# Task objective
In your copy, leave out the pictures and repeat the entries below exactly.

# Listed records
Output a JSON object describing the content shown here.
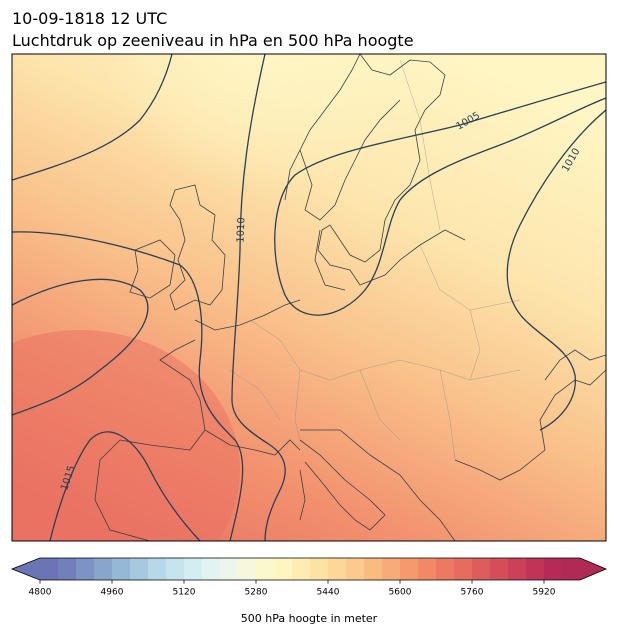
{
  "title": "10-09-1818 12 UTC",
  "subtitle": "Luchtdruk op zeeniveau in hPa en 500 hPa hoogte",
  "contour_labels": [
    1010,
    1005,
    1010,
    1015
  ],
  "colorbar": {
    "label": "500 hPa hoogte in meter",
    "range": [
      4800,
      6000
    ],
    "ticks": [
      4800,
      4960,
      5120,
      5280,
      5440,
      5600,
      5760,
      5920
    ],
    "colors": [
      "#6b74b5",
      "#717fba",
      "#7c93c4",
      "#86a6cc",
      "#94b8d6",
      "#a5cae0",
      "#b5d9e8",
      "#c5e4ef",
      "#d4edf3",
      "#e2f3f2",
      "#edf6ea",
      "#f5f8dc",
      "#fbf8cc",
      "#fff5c0",
      "#feecb0",
      "#fde3a3",
      "#fcd797",
      "#fbca8c",
      "#f9bb80",
      "#f7ab76",
      "#f59a6d",
      "#f18966",
      "#ed7962",
      "#e76b5f",
      "#df5c5c",
      "#d64d5a",
      "#cc4058",
      "#c03457",
      "#b52a56",
      "#b02a55"
    ]
  }
}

# Response to this task
Output a JSON object describing the content shown here.
{
  "title": "10-09-1818 12 UTC",
  "subtitle": "Luchtdruk op zeeniveau in hPa en 500 hPa hoogte",
  "contour_labels": [
    1010,
    1005,
    1010,
    1015
  ],
  "colorbar": {
    "label": "500 hPa hoogte in meter",
    "range": [
      4800,
      6000
    ],
    "ticks": [
      4800,
      4960,
      5120,
      5280,
      5440,
      5600,
      5760,
      5920
    ],
    "colors": [
      "#6b74b5",
      "#717fba",
      "#7c93c4",
      "#86a6cc",
      "#94b8d6",
      "#a5cae0",
      "#b5d9e8",
      "#c5e4ef",
      "#d4edf3",
      "#e2f3f2",
      "#edf6ea",
      "#f5f8dc",
      "#fbf8cc",
      "#fff5c0",
      "#feecb0",
      "#fde3a3",
      "#fcd797",
      "#fbca8c",
      "#f9bb80",
      "#f7ab76",
      "#f59a6d",
      "#f18966",
      "#ed7962",
      "#e76b5f",
      "#df5c5c",
      "#d64d5a",
      "#cc4058",
      "#c03457",
      "#b52a56",
      "#b02a55"
    ]
  }
}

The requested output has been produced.